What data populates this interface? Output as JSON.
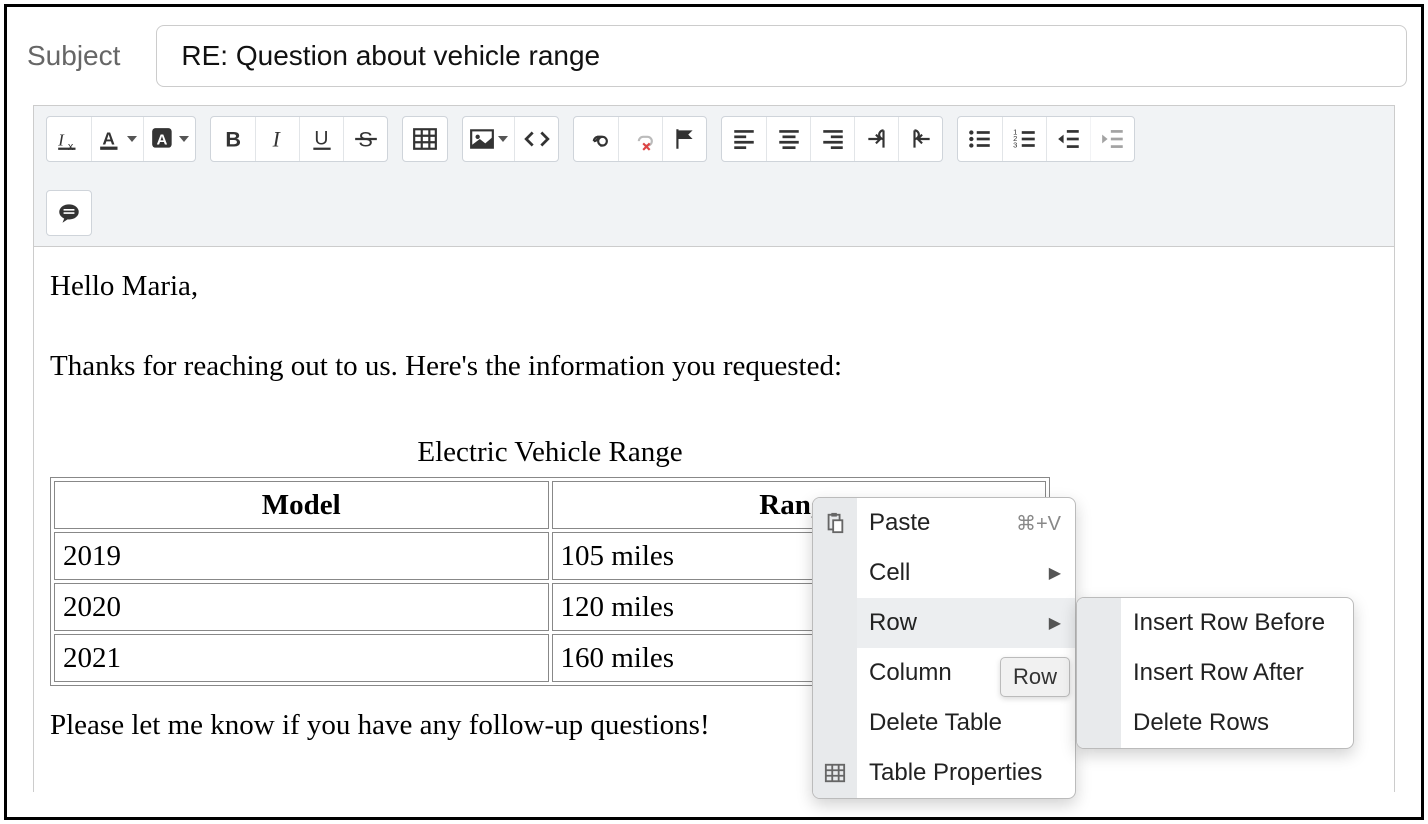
{
  "subject": {
    "label": "Subject",
    "value": "RE: Question about vehicle range"
  },
  "body": {
    "greeting": "Hello Maria,",
    "intro": "Thanks for reaching out to us. Here's the information you requested:",
    "closing": "Please let me know if you have any follow-up questions!",
    "table": {
      "caption": "Electric Vehicle Range",
      "headers": [
        "Model",
        "Range"
      ],
      "rows": [
        [
          "2019",
          "105 miles"
        ],
        [
          "2020",
          "120 miles"
        ],
        [
          "2021",
          "160 miles"
        ]
      ]
    }
  },
  "context_menu": {
    "paste": "Paste",
    "paste_shortcut": "⌘+V",
    "cell": "Cell",
    "row": "Row",
    "column": "Column",
    "delete_table": "Delete Table",
    "table_properties": "Table Properties"
  },
  "tooltip": "Row",
  "submenu": {
    "insert_before": "Insert Row Before",
    "insert_after": "Insert Row After",
    "delete_rows": "Delete Rows"
  }
}
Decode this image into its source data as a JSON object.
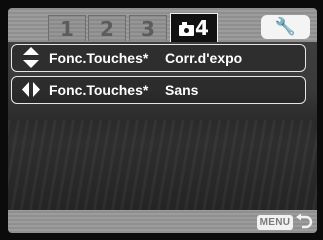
{
  "tabs": {
    "items": [
      {
        "label": "1"
      },
      {
        "label": "2"
      },
      {
        "label": "3"
      },
      {
        "label": "4",
        "icon": "camera-icon",
        "active": true
      }
    ],
    "setup_icon": "wrench-icon",
    "setup_glyph": "🔧"
  },
  "menu": {
    "rows": [
      {
        "icon": "up-down-arrows-icon",
        "label": "Fonc.Touches*",
        "value": "Corr.d'expo"
      },
      {
        "icon": "left-right-arrows-icon",
        "label": "Fonc.Touches*",
        "value": "Sans"
      }
    ]
  },
  "footer": {
    "menu_button_label": "MENU",
    "back_icon": "return-arrow-icon"
  },
  "colors": {
    "bar_gray": "#969696",
    "active_tab": "#111111",
    "row_border": "#e6e6e6",
    "text": "#ffffff"
  }
}
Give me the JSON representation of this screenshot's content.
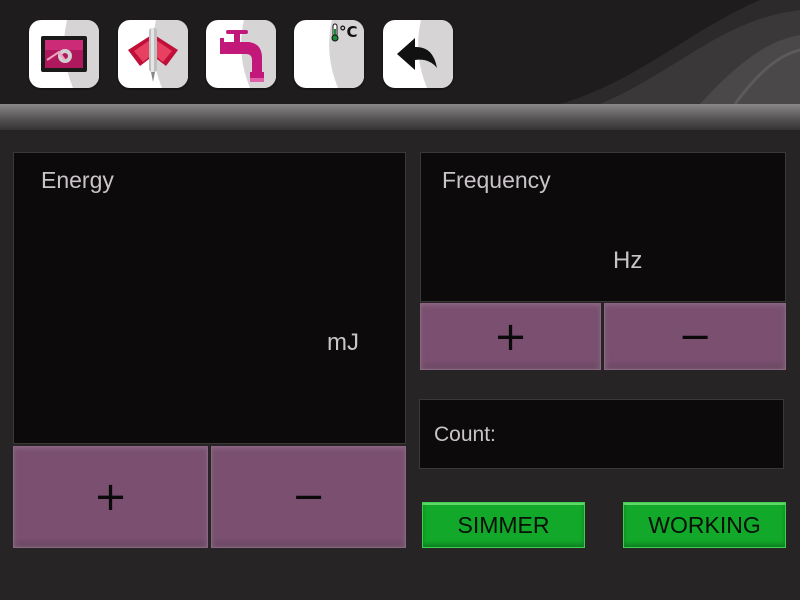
{
  "toolbar": {
    "buttons": [
      {
        "name": "settings-monitor-button",
        "icon": "monitor-gear-icon"
      },
      {
        "name": "laser-handpiece-button",
        "icon": "winged-handpiece-icon"
      },
      {
        "name": "water-tap-button",
        "icon": "water-tap-icon"
      },
      {
        "name": "temperature-button",
        "icon": "thermometer-icon",
        "label": "°C"
      },
      {
        "name": "back-button",
        "icon": "back-arrow-icon"
      }
    ]
  },
  "energy": {
    "title": "Energy",
    "unit": "mJ",
    "plus": "+",
    "minus": "−"
  },
  "frequency": {
    "title": "Frequency",
    "unit": "Hz",
    "plus": "+",
    "minus": "−"
  },
  "count": {
    "label": "Count:"
  },
  "status_buttons": {
    "simmer": "SIMMER",
    "working": "WORKING"
  },
  "colors": {
    "background": "#262424",
    "panel": "#0c0a0b",
    "adjust_button": "#7a4f70",
    "status_button": "#12a82a",
    "accent_magenta": "#c2187a"
  }
}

Exercise instructions —
Each line from the one that contains "Give me the" to the end of the listing must be quoted exactly; no other line and no picture belongs in the copy.

Full solution —
Give me the JSON representation of this screenshot's content.
{
  "toolbar": {
    "buttons": [
      {
        "name": "settings-monitor-button",
        "icon": "monitor-gear-icon"
      },
      {
        "name": "laser-handpiece-button",
        "icon": "winged-handpiece-icon"
      },
      {
        "name": "water-tap-button",
        "icon": "water-tap-icon"
      },
      {
        "name": "temperature-button",
        "icon": "thermometer-icon",
        "label": "°C"
      },
      {
        "name": "back-button",
        "icon": "back-arrow-icon"
      }
    ]
  },
  "energy": {
    "title": "Energy",
    "unit": "mJ",
    "plus": "+",
    "minus": "−"
  },
  "frequency": {
    "title": "Frequency",
    "unit": "Hz",
    "plus": "+",
    "minus": "−"
  },
  "count": {
    "label": "Count:"
  },
  "status_buttons": {
    "simmer": "SIMMER",
    "working": "WORKING"
  },
  "colors": {
    "background": "#262424",
    "panel": "#0c0a0b",
    "adjust_button": "#7a4f70",
    "status_button": "#12a82a",
    "accent_magenta": "#c2187a"
  }
}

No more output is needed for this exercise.